• [Objective]
Check each line below for "Trade" and report how many have it, nothing else.

Records shown start

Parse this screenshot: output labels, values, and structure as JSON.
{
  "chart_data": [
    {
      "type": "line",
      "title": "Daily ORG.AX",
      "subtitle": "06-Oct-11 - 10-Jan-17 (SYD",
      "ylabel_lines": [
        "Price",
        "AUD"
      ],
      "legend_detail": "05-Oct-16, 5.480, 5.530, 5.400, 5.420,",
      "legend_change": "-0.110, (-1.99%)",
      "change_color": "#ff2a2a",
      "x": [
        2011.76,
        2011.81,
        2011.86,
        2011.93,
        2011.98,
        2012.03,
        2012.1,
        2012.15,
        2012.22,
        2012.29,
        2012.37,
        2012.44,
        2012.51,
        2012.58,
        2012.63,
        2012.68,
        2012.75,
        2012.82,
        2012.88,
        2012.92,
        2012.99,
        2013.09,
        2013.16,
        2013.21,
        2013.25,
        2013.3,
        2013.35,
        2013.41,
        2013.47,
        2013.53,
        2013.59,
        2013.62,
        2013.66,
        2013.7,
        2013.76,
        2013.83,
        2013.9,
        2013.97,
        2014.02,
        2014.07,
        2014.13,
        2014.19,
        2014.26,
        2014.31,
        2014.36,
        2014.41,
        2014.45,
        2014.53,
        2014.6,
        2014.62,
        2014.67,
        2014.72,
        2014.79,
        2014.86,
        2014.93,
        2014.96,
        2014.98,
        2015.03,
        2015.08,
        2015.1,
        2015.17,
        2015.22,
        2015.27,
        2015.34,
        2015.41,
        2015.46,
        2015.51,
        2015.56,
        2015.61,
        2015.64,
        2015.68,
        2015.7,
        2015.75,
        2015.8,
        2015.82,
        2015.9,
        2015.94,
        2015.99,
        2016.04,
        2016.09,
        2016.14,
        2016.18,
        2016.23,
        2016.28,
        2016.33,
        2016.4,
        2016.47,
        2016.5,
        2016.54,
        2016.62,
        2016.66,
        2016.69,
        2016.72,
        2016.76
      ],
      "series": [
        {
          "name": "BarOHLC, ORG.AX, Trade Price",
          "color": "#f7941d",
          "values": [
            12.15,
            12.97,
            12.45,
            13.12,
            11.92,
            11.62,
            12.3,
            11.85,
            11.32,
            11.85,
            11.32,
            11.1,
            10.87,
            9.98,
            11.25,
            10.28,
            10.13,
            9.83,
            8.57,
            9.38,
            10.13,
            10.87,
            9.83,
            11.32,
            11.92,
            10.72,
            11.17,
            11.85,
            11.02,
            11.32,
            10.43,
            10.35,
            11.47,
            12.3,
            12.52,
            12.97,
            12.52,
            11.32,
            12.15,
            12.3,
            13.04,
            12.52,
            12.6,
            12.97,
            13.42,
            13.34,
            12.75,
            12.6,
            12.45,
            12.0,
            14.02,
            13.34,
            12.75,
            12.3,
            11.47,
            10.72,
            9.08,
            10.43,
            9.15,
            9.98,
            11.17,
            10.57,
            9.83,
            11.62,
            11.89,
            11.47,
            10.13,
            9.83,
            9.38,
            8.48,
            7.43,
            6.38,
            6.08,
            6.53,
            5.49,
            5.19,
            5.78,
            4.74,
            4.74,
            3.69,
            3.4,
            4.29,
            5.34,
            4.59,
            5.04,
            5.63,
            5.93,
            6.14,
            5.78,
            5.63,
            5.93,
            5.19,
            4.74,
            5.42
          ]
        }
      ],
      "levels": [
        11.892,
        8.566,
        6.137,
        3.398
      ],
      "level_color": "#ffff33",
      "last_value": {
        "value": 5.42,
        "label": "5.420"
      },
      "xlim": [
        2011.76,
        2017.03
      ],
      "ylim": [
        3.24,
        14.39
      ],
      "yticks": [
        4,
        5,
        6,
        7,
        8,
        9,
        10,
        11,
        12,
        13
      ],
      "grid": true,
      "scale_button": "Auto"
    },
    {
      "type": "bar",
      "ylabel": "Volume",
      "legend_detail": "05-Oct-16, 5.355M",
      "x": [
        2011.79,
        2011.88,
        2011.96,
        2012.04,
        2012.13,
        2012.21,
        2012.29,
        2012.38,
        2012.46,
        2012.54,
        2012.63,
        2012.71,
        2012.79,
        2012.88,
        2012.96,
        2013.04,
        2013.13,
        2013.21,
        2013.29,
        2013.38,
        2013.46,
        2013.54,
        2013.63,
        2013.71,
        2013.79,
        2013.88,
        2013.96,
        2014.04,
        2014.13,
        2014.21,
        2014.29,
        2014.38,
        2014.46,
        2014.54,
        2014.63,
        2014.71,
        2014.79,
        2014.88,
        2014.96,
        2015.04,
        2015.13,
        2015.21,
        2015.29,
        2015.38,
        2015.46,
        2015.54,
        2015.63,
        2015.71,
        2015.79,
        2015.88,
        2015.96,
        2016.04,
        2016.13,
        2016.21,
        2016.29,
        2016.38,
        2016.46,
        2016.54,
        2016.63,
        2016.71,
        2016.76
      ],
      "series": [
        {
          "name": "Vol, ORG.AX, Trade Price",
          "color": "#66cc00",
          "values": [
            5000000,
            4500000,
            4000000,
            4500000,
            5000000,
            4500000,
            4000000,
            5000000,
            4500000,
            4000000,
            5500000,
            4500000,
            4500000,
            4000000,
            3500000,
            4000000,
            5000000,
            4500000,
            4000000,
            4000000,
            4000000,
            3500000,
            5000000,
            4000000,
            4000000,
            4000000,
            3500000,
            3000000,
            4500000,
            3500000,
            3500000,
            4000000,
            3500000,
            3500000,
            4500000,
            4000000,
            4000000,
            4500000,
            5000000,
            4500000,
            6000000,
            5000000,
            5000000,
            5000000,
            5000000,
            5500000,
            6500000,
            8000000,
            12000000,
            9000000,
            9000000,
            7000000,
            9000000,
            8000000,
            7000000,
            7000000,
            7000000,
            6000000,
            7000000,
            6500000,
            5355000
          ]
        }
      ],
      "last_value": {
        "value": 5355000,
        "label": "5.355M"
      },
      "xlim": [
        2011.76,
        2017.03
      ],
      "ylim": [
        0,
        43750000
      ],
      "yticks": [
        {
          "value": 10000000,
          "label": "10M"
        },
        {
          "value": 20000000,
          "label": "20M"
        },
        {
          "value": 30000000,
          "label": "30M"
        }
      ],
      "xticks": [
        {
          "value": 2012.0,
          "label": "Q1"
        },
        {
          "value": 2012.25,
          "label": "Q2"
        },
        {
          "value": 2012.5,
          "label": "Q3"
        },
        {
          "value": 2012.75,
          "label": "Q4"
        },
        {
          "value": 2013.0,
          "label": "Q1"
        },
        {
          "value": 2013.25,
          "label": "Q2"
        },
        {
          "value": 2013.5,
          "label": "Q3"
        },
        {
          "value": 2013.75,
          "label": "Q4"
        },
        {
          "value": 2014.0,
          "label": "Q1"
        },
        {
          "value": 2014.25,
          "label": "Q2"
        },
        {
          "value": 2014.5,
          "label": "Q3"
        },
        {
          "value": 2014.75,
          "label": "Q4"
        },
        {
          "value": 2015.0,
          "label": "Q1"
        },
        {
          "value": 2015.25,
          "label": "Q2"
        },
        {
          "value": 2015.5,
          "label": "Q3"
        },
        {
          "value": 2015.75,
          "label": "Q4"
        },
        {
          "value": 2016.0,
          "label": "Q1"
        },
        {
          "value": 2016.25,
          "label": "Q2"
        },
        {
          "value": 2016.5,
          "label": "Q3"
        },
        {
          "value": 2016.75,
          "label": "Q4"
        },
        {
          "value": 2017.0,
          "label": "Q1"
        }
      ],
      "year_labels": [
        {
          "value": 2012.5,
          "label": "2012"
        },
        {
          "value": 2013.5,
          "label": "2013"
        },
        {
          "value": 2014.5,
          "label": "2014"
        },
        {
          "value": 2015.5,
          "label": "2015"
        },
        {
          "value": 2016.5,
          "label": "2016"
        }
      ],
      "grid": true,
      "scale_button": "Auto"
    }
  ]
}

Records shown end

• [Finished exercise]
2